** Begin Material for this exercise **

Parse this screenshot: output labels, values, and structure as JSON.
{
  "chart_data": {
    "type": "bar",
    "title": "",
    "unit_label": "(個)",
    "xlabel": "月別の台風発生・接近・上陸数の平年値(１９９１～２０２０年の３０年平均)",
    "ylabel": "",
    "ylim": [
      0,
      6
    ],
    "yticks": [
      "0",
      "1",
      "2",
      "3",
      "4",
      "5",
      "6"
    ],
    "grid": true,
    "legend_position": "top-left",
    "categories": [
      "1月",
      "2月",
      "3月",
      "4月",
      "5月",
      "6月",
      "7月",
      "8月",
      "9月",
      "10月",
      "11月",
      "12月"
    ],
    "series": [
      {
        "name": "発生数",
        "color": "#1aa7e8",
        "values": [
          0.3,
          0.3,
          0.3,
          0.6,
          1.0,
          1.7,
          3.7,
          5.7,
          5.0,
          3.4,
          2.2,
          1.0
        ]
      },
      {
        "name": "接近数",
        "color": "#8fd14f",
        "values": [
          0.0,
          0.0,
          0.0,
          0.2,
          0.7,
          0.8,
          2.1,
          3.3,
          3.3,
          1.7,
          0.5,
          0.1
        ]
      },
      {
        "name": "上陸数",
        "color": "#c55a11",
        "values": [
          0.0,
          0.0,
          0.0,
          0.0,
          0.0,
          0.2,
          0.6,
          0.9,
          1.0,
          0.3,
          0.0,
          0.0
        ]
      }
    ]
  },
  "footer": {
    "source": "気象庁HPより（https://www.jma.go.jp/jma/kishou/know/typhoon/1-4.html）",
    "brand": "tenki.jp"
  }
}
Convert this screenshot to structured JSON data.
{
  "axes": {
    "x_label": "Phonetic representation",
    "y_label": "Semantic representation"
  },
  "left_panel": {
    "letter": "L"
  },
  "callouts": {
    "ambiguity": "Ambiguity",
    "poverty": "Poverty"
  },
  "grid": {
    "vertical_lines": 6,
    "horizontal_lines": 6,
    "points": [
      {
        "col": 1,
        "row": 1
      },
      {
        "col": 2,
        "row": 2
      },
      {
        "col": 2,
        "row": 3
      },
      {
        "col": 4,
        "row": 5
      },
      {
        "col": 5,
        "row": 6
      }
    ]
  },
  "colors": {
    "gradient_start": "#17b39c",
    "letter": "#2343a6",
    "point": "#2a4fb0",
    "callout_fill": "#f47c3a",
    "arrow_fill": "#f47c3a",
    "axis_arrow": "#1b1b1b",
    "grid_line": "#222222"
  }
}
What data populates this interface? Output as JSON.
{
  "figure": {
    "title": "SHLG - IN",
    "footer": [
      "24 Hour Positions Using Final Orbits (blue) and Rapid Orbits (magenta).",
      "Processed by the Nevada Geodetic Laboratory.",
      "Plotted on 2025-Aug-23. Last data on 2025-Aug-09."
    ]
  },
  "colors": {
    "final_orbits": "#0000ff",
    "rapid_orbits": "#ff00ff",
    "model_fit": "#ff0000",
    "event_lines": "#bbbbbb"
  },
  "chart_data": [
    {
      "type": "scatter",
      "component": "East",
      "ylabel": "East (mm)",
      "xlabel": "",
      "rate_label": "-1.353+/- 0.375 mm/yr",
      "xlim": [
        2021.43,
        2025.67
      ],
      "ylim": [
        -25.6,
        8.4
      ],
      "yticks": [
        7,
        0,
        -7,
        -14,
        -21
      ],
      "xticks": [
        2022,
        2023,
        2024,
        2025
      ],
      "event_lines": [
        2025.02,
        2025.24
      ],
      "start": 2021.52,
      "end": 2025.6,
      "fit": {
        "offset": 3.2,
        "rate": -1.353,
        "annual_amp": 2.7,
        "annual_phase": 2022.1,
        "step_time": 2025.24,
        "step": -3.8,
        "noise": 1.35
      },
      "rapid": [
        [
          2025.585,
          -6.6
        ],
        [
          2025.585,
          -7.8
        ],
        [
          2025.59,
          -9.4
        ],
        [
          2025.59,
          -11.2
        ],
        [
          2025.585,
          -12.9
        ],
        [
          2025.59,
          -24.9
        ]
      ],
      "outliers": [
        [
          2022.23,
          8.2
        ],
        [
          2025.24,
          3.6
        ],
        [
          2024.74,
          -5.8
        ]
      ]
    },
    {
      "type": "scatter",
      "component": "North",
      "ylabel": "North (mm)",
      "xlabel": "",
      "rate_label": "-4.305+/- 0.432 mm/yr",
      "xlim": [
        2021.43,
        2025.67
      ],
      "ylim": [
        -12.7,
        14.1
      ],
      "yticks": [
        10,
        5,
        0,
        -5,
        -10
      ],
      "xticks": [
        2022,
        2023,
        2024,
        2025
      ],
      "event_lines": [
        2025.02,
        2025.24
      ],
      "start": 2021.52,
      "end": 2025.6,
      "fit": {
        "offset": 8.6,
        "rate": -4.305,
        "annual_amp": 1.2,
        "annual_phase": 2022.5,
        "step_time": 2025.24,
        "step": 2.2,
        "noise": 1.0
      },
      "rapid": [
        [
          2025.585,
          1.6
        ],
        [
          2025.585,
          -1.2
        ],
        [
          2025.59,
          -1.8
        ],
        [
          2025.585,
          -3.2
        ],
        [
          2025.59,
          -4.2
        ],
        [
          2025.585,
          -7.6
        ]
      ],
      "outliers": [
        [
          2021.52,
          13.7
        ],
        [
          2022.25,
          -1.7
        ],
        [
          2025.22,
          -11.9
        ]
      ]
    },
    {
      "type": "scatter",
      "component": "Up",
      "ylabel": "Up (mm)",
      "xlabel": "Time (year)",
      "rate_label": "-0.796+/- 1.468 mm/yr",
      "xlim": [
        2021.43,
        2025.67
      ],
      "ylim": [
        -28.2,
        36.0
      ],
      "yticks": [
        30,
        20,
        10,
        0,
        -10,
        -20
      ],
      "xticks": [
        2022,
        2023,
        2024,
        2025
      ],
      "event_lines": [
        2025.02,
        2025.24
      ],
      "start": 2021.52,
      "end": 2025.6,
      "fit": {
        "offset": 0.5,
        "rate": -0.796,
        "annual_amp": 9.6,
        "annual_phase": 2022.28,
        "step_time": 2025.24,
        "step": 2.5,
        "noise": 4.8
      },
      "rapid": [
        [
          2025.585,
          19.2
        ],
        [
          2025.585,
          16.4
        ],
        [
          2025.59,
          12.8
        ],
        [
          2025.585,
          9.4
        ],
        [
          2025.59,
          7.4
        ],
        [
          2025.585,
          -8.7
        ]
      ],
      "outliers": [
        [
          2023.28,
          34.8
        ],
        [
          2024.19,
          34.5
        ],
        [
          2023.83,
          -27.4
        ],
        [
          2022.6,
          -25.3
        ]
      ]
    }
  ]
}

** End Material for this exercise **

Task instructions: Extract all of the data shown above without alteration.

Full solution:
Parse this screenshot: output labels, values, and structure as JSON.
{
  "chart_data": {
    "type": "bar",
    "title": "",
    "unit_label": "(個)",
    "xlabel": "月別の台風発生・接近・上陸数の平年値(１９９１～２０２０年の３０年平均)",
    "ylabel": "",
    "ylim": [
      0,
      6
    ],
    "yticks": [
      "0",
      "1",
      "2",
      "3",
      "4",
      "5",
      "6"
    ],
    "grid": true,
    "legend_position": "top-left",
    "categories": [
      "1月",
      "2月",
      "3月",
      "4月",
      "5月",
      "6月",
      "7月",
      "8月",
      "9月",
      "10月",
      "11月",
      "12月"
    ],
    "series": [
      {
        "name": "発生数",
        "color": "#1aa7e8",
        "values": [
          0.3,
          0.3,
          0.3,
          0.6,
          1.0,
          1.7,
          3.7,
          5.7,
          5.0,
          3.4,
          2.2,
          1.0
        ]
      },
      {
        "name": "接近数",
        "color": "#8fd14f",
        "values": [
          0.0,
          0.0,
          0.0,
          0.2,
          0.7,
          0.8,
          2.1,
          3.3,
          3.3,
          1.7,
          0.5,
          0.1
        ]
      },
      {
        "name": "上陸数",
        "color": "#c55a11",
        "values": [
          0.0,
          0.0,
          0.0,
          0.0,
          0.0,
          0.2,
          0.6,
          0.9,
          1.0,
          0.3,
          0.0,
          0.0
        ]
      }
    ]
  },
  "footer": {
    "source": "気象庁HPより（https://www.jma.go.jp/jma/kishou/know/typhoon/1-4.html）",
    "brand": "tenki.jp"
  }
}
Convert this screenshot to structured JSON data.
{
  "axes": {
    "x_label": "Phonetic representation",
    "y_label": "Semantic representation"
  },
  "left_panel": {
    "letter": "L"
  },
  "callouts": {
    "ambiguity": "Ambiguity",
    "poverty": "Poverty"
  },
  "grid": {
    "vertical_lines": 6,
    "horizontal_lines": 6,
    "points": [
      {
        "col": 1,
        "row": 1
      },
      {
        "col": 2,
        "row": 2
      },
      {
        "col": 2,
        "row": 3
      },
      {
        "col": 4,
        "row": 5
      },
      {
        "col": 5,
        "row": 6
      }
    ]
  },
  "colors": {
    "gradient_start": "#17b39c",
    "letter": "#2343a6",
    "point": "#2a4fb0",
    "callout_fill": "#f47c3a",
    "arrow_fill": "#f47c3a",
    "axis_arrow": "#1b1b1b",
    "grid_line": "#222222"
  }
}
What data populates this interface? Output as JSON.
{
  "figure": {
    "title": "SHLG - IN",
    "footer": [
      "24 Hour Positions Using Final Orbits (blue) and Rapid Orbits (magenta).",
      "Processed by the Nevada Geodetic Laboratory.",
      "Plotted on 2025-Aug-23. Last data on 2025-Aug-09."
    ]
  },
  "colors": {
    "final_orbits": "#0000ff",
    "rapid_orbits": "#ff00ff",
    "model_fit": "#ff0000",
    "event_lines": "#bbbbbb"
  },
  "chart_data": [
    {
      "type": "scatter",
      "component": "East",
      "ylabel": "East (mm)",
      "xlabel": "",
      "rate_label": "-1.353+/- 0.375 mm/yr",
      "xlim": [
        2021.43,
        2025.67
      ],
      "ylim": [
        -25.6,
        8.4
      ],
      "yticks": [
        7,
        0,
        -7,
        -14,
        -21
      ],
      "xticks": [
        2022,
        2023,
        2024,
        2025
      ],
      "event_lines": [
        2025.02,
        2025.24
      ],
      "start": 2021.52,
      "end": 2025.6,
      "fit": {
        "offset": 3.2,
        "rate": -1.353,
        "annual_amp": 2.7,
        "annual_phase": 2022.1,
        "step_time": 2025.24,
        "step": -3.8,
        "noise": 1.35
      },
      "rapid": [
        [
          2025.585,
          -6.6
        ],
        [
          2025.585,
          -7.8
        ],
        [
          2025.59,
          -9.4
        ],
        [
          2025.59,
          -11.2
        ],
        [
          2025.585,
          -12.9
        ],
        [
          2025.59,
          -24.9
        ]
      ],
      "outliers": [
        [
          2022.23,
          8.2
        ],
        [
          2025.24,
          3.6
        ],
        [
          2024.74,
          -5.8
        ]
      ]
    },
    {
      "type": "scatter",
      "component": "North",
      "ylabel": "North (mm)",
      "xlabel": "",
      "rate_label": "-4.305+/- 0.432 mm/yr",
      "xlim": [
        2021.43,
        2025.67
      ],
      "ylim": [
        -12.7,
        14.1
      ],
      "yticks": [
        10,
        5,
        0,
        -5,
        -10
      ],
      "xticks": [
        2022,
        2023,
        2024,
        2025
      ],
      "event_lines": [
        2025.02,
        2025.24
      ],
      "start": 2021.52,
      "end": 2025.6,
      "fit": {
        "offset": 8.6,
        "rate": -4.305,
        "annual_amp": 1.2,
        "annual_phase": 2022.5,
        "step_time": 2025.24,
        "step": 2.2,
        "noise": 1.0
      },
      "rapid": [
        [
          2025.585,
          1.6
        ],
        [
          2025.585,
          -1.2
        ],
        [
          2025.59,
          -1.8
        ],
        [
          2025.585,
          -3.2
        ],
        [
          2025.59,
          -4.2
        ],
        [
          2025.585,
          -7.6
        ]
      ],
      "outliers": [
        [
          2021.52,
          13.7
        ],
        [
          2022.25,
          -1.7
        ],
        [
          2025.22,
          -11.9
        ]
      ]
    },
    {
      "type": "scatter",
      "component": "Up",
      "ylabel": "Up (mm)",
      "xlabel": "Time (year)",
      "rate_label": "-0.796+/- 1.468 mm/yr",
      "xlim": [
        2021.43,
        2025.67
      ],
      "ylim": [
        -28.2,
        36.0
      ],
      "yticks": [
        30,
        20,
        10,
        0,
        -10,
        -20
      ],
      "xticks": [
        2022,
        2023,
        2024,
        2025
      ],
      "event_lines": [
        2025.02,
        2025.24
      ],
      "start": 2021.52,
      "end": 2025.6,
      "fit": {
        "offset": 0.5,
        "rate": -0.796,
        "annual_amp": 9.6,
        "annual_phase": 2022.28,
        "step_time": 2025.24,
        "step": 2.5,
        "noise": 4.8
      },
      "rapid": [
        [
          2025.585,
          19.2
        ],
        [
          2025.585,
          16.4
        ],
        [
          2025.59,
          12.8
        ],
        [
          2025.585,
          9.4
        ],
        [
          2025.59,
          7.4
        ],
        [
          2025.585,
          -8.7
        ]
      ],
      "outliers": [
        [
          2023.28,
          34.8
        ],
        [
          2024.19,
          34.5
        ],
        [
          2023.83,
          -27.4
        ],
        [
          2022.6,
          -25.3
        ]
      ]
    }
  ]
}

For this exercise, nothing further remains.